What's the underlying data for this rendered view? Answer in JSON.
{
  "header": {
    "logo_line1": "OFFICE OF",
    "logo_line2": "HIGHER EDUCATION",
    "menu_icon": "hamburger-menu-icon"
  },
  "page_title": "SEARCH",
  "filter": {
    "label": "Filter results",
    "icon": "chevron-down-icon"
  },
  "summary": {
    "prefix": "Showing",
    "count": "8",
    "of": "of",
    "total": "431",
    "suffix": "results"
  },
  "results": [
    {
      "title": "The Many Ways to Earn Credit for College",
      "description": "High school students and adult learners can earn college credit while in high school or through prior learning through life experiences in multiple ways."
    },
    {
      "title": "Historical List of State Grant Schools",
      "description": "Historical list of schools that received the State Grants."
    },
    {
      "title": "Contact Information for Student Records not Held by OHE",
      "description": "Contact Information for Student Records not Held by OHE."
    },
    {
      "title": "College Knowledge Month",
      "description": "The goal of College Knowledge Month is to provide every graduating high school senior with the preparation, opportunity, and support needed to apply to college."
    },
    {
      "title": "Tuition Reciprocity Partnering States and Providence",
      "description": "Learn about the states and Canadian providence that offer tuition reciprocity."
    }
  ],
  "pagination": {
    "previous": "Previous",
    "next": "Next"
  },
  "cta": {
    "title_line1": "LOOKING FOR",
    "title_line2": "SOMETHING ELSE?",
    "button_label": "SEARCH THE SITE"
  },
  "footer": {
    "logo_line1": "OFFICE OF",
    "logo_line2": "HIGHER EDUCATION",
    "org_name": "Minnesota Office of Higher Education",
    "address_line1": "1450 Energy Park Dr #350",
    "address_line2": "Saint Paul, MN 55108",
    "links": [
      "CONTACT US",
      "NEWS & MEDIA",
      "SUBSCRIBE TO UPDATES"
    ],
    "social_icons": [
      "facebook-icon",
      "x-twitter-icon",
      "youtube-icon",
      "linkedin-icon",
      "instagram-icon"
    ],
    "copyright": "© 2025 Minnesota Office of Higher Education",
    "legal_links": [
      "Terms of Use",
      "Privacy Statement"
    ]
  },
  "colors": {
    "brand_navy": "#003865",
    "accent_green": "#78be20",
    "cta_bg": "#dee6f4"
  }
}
::::::
TASK PROMPT: Report only a number: how many lines in the material above contain the string "Held".

THE RESPONSE: 2